**Assignment A:** Write out, word for word, everything in the article on Rick Ross and Thighstop from "Thighstop and Ross’s" down to "into the restaurant?".
**Assignment B:** According to the article on Rick Ross and Thighstop, how many Wingstop franchises does Ross own?
**Assignment C:** Continue the article on Rick Ross and Thighstop from the point where it stops.
── Quoted passage ──
The rapper and entrepreneur shares his best tips on rebounding after the pandemic and why chicken lovers shouldn’t fear the national wing shortage.
Rick Ross isn’t going to let a chicken wing shortage get him down. On June 21 the rapper and Wingstop franchisee helped the restaurant chain launch its new Thighstop initiative, even starring in a cheeky commercial. In the ad, when asked if he’s done hustling, the 45-year-old deadpanned, “Nah, we’re doing thighs.”
“Let’s have both,” Ross tells HollywoodLife about the pivot. The self-confessed chicken wing fan, who owns more than 20 Wingstop franchises says he’s embracing the change. “Growing up, it was always wings, thighs and then the legs. I love all three but that was the order I loved them in. So, for me to be here and a part of this, this is huge. I really feel like we’re going to make history. I’m excited. I can’t wait to see the reaction from the fans and the customers.”
The “Hustlin’” rapper is helping the company and the restaurant industry address a genuine problem. The national shortage has seen the price of chicken wings soar. “The [wholesale] price of wings a year ago was as low as 98 cents [per pound],” Wingstop’s chairman and CEO, Charlie Morrison told CNN Business. “Today, it’s at $3.22.”
Thighs are cheaper and that’s why the chain is encouraging people to hop online and choose from their bone-in or boneless cuts and 11 different flavors, which DoorDash will deliver.
Thighstop and Ross’s collaboration with Wingstop are just examples of his entrepreneurship and passion for community. Asked what advice he’d give to other restauranteurs trying to rebound as the U.S. emerges from the COVID-19 pandemic that gutted the industry, the rap artist’s tip is to roll up your sleeves and find out what your locals want.
“As the CEOs we’ve got to remain hands on and we’ve got to remain creative,” Ross says. “Having a business in the community, let’s stay in touch with the community and let’s try to feed off the energy of the community. What are they looking for? What would assist them the most, getting them back into the restaurant?
───
── Source data ──
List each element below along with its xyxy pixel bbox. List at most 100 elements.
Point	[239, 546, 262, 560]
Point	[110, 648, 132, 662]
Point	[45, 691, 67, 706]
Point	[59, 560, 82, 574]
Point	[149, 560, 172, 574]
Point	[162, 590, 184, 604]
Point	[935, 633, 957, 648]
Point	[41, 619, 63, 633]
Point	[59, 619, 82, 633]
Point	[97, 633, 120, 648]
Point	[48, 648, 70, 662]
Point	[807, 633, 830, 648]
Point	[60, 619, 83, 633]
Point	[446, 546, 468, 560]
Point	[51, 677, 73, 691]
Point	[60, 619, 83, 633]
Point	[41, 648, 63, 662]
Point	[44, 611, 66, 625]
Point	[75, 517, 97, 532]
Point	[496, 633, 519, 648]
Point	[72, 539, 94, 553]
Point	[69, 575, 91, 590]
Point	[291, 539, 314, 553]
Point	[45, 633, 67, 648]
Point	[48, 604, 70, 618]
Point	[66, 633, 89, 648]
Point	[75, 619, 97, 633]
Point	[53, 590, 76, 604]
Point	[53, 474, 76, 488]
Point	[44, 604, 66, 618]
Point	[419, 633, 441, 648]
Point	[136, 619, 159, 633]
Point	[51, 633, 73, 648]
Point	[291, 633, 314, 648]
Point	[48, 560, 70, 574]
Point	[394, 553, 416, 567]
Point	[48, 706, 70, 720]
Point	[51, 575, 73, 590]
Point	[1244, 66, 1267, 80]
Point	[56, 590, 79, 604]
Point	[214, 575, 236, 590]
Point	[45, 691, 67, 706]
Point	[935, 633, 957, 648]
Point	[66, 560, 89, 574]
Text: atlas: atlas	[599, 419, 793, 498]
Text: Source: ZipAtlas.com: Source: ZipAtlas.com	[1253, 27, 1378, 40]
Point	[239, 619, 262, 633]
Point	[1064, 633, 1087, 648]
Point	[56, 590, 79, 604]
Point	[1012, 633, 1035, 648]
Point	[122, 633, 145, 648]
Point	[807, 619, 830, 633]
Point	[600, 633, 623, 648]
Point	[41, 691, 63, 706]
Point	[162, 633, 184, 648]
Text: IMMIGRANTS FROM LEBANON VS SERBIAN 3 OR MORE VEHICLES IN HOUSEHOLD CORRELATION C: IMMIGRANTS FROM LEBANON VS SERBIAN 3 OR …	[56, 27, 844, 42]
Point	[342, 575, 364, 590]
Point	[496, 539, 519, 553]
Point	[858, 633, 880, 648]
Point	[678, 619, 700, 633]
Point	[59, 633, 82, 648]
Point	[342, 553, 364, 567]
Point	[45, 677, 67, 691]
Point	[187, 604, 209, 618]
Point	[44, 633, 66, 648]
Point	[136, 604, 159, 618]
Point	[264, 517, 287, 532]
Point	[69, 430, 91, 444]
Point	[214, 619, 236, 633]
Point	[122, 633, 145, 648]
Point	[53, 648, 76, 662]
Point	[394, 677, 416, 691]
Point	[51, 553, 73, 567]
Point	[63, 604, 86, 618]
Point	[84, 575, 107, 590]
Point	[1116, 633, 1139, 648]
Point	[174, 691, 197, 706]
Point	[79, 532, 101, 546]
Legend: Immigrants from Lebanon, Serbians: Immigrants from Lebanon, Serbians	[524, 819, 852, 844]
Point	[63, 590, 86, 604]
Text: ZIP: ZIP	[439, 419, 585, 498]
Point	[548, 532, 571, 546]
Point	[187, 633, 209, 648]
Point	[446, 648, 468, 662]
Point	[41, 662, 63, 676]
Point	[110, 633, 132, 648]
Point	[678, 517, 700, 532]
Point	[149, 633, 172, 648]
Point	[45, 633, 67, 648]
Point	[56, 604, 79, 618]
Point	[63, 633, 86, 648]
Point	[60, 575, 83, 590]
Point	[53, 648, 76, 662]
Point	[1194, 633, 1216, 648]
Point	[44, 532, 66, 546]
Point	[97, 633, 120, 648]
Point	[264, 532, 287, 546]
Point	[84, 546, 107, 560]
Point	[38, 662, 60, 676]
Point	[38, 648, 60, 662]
───
**Answer space A:**
Thighstop and Ross’s collaboration with Wingstop are just examples of his entrepreneurship and passion for community. Asked what advice he’d give to other restauranteurs trying to rebound as the U.S. emerges from the COVID-19 pandemic that gutted the industry, the rap artist’s tip is to roll up your sleeves and find out what your locals want.
“As the CEOs we’ve got to remain hands on and we’ve got to remain creative,” Ross says. “Having a business in the community, let’s stay in touch with the community and let’s try to feed off the energy of the community. What are they looking for? What would assist them the most, getting them back into the restaurant?

**Answer space B:** More than 20.

**Answer space C:**
“That’s something I have no problem doing. I pull up, I go to the barbershops, the carwashes to take pictures, just with everybody that’s all around the surrounding areas… I try to get as visible as possible.”
“I just try to encourage people to stay active where you’re from and just listen to the vibes,” he adds. “Listen to the temperaments and they’ll tell you what’s needed the most; if you need somebody that’s better on the grill or you need somebody that’s outside just communicating with people. Whatever it is.”
Ross says he even regularly pops into one of his many franchises and asks customers what they’re ordering. Keeping in touch with real people is essential, even if you’re a “globally recognized artist,” he says. “The youngsters where you’re from should have seen [you],” he adds. “I pull up to the middle school and I let them see us and they take pictures with me, take pictures around the car. I try to do that as much as possible because you have to keep it on the local level.
“You have to remain familiar, regardless of how successful your restaurant is, how good the wings are going. What it is, whatever we’re doing, we’ve got to stay in touch.”
And, apparently, take photos. “I get it all,” he says when asked how his fans react when he surprises them in the neighborhood. “I really do. [I get] ‘I must take photos,’ which to me is cool because, believe or not, I want to take a photo with you [too].”